[Start Records for this task]
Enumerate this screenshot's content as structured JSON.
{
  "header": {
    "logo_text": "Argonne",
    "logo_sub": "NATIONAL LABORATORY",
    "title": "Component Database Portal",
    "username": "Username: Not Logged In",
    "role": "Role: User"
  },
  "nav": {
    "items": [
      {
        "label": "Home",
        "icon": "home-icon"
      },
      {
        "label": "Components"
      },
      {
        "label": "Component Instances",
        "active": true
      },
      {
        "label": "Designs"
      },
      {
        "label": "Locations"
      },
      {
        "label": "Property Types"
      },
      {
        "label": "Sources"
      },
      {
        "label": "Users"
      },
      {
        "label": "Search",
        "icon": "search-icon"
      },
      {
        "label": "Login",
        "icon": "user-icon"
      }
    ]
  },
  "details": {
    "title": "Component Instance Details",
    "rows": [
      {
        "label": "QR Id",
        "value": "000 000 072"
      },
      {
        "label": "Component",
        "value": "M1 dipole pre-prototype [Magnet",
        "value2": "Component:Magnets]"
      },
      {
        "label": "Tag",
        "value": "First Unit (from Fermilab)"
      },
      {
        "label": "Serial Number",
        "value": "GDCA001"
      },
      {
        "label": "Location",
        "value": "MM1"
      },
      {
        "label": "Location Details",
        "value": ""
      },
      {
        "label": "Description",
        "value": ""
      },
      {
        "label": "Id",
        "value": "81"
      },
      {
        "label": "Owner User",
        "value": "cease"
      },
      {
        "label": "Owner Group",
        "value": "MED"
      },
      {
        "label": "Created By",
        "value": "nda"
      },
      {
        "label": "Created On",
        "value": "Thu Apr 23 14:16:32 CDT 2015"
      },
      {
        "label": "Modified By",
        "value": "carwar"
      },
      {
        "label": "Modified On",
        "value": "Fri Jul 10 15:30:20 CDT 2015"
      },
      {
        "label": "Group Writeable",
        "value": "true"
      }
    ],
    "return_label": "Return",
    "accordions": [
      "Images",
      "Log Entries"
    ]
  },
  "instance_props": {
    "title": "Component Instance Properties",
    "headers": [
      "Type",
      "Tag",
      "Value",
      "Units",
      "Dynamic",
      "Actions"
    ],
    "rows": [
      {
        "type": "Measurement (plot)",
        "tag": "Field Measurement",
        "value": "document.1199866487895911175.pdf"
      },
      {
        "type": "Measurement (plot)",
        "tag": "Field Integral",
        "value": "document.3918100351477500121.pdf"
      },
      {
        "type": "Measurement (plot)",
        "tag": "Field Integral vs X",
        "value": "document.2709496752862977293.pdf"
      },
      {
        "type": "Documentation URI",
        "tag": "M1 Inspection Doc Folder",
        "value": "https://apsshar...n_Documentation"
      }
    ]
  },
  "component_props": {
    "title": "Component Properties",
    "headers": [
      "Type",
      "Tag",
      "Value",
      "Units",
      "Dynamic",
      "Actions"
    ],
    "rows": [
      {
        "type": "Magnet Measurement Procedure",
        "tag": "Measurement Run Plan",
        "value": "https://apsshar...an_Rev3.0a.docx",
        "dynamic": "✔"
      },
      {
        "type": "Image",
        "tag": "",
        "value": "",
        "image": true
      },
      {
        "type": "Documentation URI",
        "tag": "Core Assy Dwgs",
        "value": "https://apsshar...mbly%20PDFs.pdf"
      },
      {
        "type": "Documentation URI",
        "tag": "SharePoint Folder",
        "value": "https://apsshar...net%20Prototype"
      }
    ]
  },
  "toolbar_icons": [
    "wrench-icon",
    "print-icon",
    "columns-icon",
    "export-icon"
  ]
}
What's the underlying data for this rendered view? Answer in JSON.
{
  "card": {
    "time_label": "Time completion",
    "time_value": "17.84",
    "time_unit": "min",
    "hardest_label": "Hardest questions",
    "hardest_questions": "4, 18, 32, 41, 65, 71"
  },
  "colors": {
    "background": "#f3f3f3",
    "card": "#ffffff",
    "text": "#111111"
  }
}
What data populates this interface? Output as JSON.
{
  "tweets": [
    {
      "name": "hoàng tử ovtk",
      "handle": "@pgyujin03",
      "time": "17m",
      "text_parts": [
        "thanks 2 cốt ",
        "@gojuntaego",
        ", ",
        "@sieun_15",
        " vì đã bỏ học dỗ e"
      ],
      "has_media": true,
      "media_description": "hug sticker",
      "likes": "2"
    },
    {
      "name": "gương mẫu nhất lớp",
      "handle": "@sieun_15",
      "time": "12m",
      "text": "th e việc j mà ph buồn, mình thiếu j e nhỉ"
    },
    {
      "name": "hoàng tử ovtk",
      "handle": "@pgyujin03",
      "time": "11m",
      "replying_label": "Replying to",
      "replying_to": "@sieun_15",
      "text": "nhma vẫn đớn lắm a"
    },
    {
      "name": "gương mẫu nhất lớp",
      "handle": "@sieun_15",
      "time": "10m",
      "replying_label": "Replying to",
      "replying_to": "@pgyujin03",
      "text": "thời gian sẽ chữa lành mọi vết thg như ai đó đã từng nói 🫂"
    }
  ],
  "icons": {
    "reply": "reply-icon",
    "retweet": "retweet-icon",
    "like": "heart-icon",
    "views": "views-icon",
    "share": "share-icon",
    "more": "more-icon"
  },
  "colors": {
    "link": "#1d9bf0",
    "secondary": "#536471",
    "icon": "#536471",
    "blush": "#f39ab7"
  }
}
[End Records for this task]
### Task objective
Reproduce the listing above verbatim, from first line to last.

### The completed task
Enumerate this screenshot's content as structured JSON.
{
  "header": {
    "logo_text": "Argonne",
    "logo_sub": "NATIONAL LABORATORY",
    "title": "Component Database Portal",
    "username": "Username: Not Logged In",
    "role": "Role: User"
  },
  "nav": {
    "items": [
      {
        "label": "Home",
        "icon": "home-icon"
      },
      {
        "label": "Components"
      },
      {
        "label": "Component Instances",
        "active": true
      },
      {
        "label": "Designs"
      },
      {
        "label": "Locations"
      },
      {
        "label": "Property Types"
      },
      {
        "label": "Sources"
      },
      {
        "label": "Users"
      },
      {
        "label": "Search",
        "icon": "search-icon"
      },
      {
        "label": "Login",
        "icon": "user-icon"
      }
    ]
  },
  "details": {
    "title": "Component Instance Details",
    "rows": [
      {
        "label": "QR Id",
        "value": "000 000 072"
      },
      {
        "label": "Component",
        "value": "M1 dipole pre-prototype [Magnet",
        "value2": "Component:Magnets]"
      },
      {
        "label": "Tag",
        "value": "First Unit (from Fermilab)"
      },
      {
        "label": "Serial Number",
        "value": "GDCA001"
      },
      {
        "label": "Location",
        "value": "MM1"
      },
      {
        "label": "Location Details",
        "value": ""
      },
      {
        "label": "Description",
        "value": ""
      },
      {
        "label": "Id",
        "value": "81"
      },
      {
        "label": "Owner User",
        "value": "cease"
      },
      {
        "label": "Owner Group",
        "value": "MED"
      },
      {
        "label": "Created By",
        "value": "nda"
      },
      {
        "label": "Created On",
        "value": "Thu Apr 23 14:16:32 CDT 2015"
      },
      {
        "label": "Modified By",
        "value": "carwar"
      },
      {
        "label": "Modified On",
        "value": "Fri Jul 10 15:30:20 CDT 2015"
      },
      {
        "label": "Group Writeable",
        "value": "true"
      }
    ],
    "return_label": "Return",
    "accordions": [
      "Images",
      "Log Entries"
    ]
  },
  "instance_props": {
    "title": "Component Instance Properties",
    "headers": [
      "Type",
      "Tag",
      "Value",
      "Units",
      "Dynamic",
      "Actions"
    ],
    "rows": [
      {
        "type": "Measurement (plot)",
        "tag": "Field Measurement",
        "value": "document.1199866487895911175.pdf"
      },
      {
        "type": "Measurement (plot)",
        "tag": "Field Integral",
        "value": "document.3918100351477500121.pdf"
      },
      {
        "type": "Measurement (plot)",
        "tag": "Field Integral vs X",
        "value": "document.2709496752862977293.pdf"
      },
      {
        "type": "Documentation URI",
        "tag": "M1 Inspection Doc Folder",
        "value": "https://apsshar...n_Documentation"
      }
    ]
  },
  "component_props": {
    "title": "Component Properties",
    "headers": [
      "Type",
      "Tag",
      "Value",
      "Units",
      "Dynamic",
      "Actions"
    ],
    "rows": [
      {
        "type": "Magnet Measurement Procedure",
        "tag": "Measurement Run Plan",
        "value": "https://apsshar...an_Rev3.0a.docx",
        "dynamic": "✔"
      },
      {
        "type": "Image",
        "tag": "",
        "value": "",
        "image": true
      },
      {
        "type": "Documentation URI",
        "tag": "Core Assy Dwgs",
        "value": "https://apsshar...mbly%20PDFs.pdf"
      },
      {
        "type": "Documentation URI",
        "tag": "SharePoint Folder",
        "value": "https://apsshar...net%20Prototype"
      }
    ]
  },
  "toolbar_icons": [
    "wrench-icon",
    "print-icon",
    "columns-icon",
    "export-icon"
  ]
}
What's the underlying data for this rendered view? Answer in JSON.
{
  "card": {
    "time_label": "Time completion",
    "time_value": "17.84",
    "time_unit": "min",
    "hardest_label": "Hardest questions",
    "hardest_questions": "4, 18, 32, 41, 65, 71"
  },
  "colors": {
    "background": "#f3f3f3",
    "card": "#ffffff",
    "text": "#111111"
  }
}
What data populates this interface? Output as JSON.
{
  "tweets": [
    {
      "name": "hoàng tử ovtk",
      "handle": "@pgyujin03",
      "time": "17m",
      "text_parts": [
        "thanks 2 cốt ",
        "@gojuntaego",
        ", ",
        "@sieun_15",
        " vì đã bỏ học dỗ e"
      ],
      "has_media": true,
      "media_description": "hug sticker",
      "likes": "2"
    },
    {
      "name": "gương mẫu nhất lớp",
      "handle": "@sieun_15",
      "time": "12m",
      "text": "th e việc j mà ph buồn, mình thiếu j e nhỉ"
    },
    {
      "name": "hoàng tử ovtk",
      "handle": "@pgyujin03",
      "time": "11m",
      "replying_label": "Replying to",
      "replying_to": "@sieun_15",
      "text": "nhma vẫn đớn lắm a"
    },
    {
      "name": "gương mẫu nhất lớp",
      "handle": "@sieun_15",
      "time": "10m",
      "replying_label": "Replying to",
      "replying_to": "@pgyujin03",
      "text": "thời gian sẽ chữa lành mọi vết thg như ai đó đã từng nói 🫂"
    }
  ],
  "icons": {
    "reply": "reply-icon",
    "retweet": "retweet-icon",
    "like": "heart-icon",
    "views": "views-icon",
    "share": "share-icon",
    "more": "more-icon"
  },
  "colors": {
    "link": "#1d9bf0",
    "secondary": "#536471",
    "icon": "#536471",
    "blush": "#f39ab7"
  }
}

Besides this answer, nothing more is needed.